§ WHAT THIS TASK INVOLVES
Extract and list every line that contains the word "including".

________

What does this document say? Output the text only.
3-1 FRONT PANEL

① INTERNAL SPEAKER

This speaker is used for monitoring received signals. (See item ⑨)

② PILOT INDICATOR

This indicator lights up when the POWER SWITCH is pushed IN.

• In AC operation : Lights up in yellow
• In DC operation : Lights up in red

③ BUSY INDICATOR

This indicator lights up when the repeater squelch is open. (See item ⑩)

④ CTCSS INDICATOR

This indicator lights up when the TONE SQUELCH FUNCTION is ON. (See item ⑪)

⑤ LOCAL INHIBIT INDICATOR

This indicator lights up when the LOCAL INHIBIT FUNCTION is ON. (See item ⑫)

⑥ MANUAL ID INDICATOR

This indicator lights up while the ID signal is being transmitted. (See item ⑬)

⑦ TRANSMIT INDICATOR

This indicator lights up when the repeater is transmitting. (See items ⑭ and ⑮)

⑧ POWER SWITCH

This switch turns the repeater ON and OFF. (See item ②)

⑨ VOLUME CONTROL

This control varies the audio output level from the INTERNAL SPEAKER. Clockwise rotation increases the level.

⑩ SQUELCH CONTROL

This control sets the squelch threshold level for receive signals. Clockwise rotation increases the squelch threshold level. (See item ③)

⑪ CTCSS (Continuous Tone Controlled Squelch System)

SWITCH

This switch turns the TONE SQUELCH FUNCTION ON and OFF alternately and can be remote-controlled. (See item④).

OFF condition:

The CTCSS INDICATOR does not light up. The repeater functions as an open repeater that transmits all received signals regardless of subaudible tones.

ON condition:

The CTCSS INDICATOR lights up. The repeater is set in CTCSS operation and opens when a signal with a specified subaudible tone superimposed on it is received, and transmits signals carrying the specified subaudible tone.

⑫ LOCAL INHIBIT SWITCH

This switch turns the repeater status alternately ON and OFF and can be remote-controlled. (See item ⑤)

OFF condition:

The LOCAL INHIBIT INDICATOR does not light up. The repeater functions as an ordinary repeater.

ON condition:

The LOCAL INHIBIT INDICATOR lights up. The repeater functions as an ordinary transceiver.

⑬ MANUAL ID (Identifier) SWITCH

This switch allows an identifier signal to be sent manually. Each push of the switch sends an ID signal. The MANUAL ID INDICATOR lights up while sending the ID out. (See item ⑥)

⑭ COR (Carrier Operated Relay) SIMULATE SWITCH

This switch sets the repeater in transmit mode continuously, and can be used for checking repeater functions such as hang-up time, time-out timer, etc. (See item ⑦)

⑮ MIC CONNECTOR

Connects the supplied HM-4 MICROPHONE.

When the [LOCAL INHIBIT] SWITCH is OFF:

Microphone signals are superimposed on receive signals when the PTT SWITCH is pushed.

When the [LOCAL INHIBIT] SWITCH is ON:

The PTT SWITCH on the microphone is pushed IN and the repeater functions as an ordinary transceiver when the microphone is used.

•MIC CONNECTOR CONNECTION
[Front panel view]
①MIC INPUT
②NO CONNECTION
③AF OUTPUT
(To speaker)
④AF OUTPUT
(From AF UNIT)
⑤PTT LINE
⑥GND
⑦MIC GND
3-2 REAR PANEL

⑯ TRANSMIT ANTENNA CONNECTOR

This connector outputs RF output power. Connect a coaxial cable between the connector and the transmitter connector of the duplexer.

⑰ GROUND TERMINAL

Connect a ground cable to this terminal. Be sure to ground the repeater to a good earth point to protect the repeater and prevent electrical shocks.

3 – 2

________

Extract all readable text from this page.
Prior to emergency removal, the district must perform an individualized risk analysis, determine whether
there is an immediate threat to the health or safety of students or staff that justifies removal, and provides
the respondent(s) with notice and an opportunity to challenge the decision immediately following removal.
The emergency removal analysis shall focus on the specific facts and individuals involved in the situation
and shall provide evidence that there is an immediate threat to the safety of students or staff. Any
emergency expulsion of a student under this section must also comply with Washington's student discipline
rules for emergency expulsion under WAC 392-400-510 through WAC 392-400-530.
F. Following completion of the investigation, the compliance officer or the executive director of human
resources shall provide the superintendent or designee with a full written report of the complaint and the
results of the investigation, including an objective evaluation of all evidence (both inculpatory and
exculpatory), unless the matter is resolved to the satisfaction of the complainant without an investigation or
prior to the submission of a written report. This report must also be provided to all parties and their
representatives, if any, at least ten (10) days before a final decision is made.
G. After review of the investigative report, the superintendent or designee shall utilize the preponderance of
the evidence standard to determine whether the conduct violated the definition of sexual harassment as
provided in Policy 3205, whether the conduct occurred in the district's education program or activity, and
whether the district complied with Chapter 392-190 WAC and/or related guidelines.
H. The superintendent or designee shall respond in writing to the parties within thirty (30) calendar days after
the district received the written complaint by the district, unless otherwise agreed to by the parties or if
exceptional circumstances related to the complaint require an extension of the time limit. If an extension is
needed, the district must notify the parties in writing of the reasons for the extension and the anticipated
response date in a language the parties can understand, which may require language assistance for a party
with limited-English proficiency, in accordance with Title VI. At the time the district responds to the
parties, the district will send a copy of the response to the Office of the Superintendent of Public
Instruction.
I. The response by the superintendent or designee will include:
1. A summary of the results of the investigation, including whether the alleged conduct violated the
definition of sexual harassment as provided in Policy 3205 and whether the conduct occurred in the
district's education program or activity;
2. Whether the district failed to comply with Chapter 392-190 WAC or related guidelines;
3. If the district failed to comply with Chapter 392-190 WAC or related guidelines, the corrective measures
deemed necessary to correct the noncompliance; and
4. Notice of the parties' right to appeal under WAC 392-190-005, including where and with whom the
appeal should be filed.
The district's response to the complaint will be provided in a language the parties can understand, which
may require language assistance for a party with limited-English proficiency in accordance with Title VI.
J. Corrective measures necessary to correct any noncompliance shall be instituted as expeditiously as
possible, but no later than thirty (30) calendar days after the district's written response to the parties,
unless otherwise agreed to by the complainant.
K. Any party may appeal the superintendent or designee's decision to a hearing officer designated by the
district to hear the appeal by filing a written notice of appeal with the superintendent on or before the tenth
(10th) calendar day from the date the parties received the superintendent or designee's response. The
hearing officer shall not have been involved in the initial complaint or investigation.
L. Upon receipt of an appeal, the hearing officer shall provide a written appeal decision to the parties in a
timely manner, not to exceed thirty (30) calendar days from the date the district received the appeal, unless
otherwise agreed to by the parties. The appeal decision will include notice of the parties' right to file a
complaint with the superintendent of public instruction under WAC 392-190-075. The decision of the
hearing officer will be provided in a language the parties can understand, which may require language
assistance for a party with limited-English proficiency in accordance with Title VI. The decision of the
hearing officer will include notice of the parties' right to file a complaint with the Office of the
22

________

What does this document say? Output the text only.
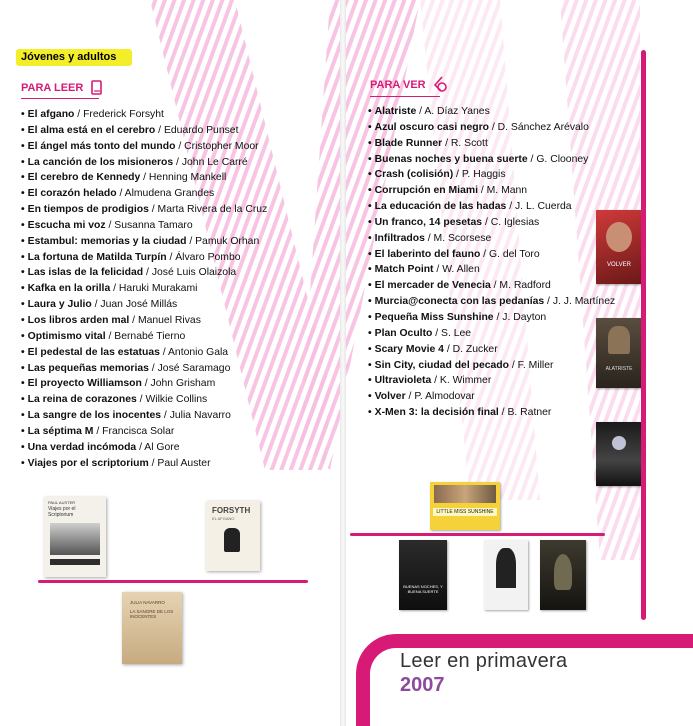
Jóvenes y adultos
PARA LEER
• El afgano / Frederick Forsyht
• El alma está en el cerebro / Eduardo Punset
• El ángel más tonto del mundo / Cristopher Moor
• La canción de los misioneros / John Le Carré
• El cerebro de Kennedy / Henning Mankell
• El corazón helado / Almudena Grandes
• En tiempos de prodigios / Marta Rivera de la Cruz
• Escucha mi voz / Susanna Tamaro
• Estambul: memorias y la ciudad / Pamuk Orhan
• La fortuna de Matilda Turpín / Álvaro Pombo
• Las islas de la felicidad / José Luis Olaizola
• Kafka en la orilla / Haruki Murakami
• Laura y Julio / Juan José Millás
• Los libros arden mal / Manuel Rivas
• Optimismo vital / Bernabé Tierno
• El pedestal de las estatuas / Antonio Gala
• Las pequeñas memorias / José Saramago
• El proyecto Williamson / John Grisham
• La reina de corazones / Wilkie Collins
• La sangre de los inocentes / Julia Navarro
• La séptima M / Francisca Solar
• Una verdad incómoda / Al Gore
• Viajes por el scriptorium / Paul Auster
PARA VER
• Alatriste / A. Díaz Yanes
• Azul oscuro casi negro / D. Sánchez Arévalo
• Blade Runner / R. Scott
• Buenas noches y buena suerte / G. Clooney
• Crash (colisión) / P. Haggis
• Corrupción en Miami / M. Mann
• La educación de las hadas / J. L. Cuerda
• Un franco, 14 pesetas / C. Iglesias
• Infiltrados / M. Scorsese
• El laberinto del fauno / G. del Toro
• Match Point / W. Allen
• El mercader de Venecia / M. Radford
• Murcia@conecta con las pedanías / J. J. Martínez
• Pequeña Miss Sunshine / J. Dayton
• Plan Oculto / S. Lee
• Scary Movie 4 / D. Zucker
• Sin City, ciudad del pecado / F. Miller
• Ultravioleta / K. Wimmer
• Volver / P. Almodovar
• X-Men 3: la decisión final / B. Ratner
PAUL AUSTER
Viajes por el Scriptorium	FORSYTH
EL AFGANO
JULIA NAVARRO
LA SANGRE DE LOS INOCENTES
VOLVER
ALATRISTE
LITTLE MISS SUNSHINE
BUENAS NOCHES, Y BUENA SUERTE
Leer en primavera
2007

________

§ SOLUTION
results of the investigation, including an objective evaluation of all evidence (both inculpatory and
1. A summary of the results of the investigation, including whether the alleged conduct violated the
4. Notice of the parties' right to appeal under WAC 392-190-005, including where and with whom the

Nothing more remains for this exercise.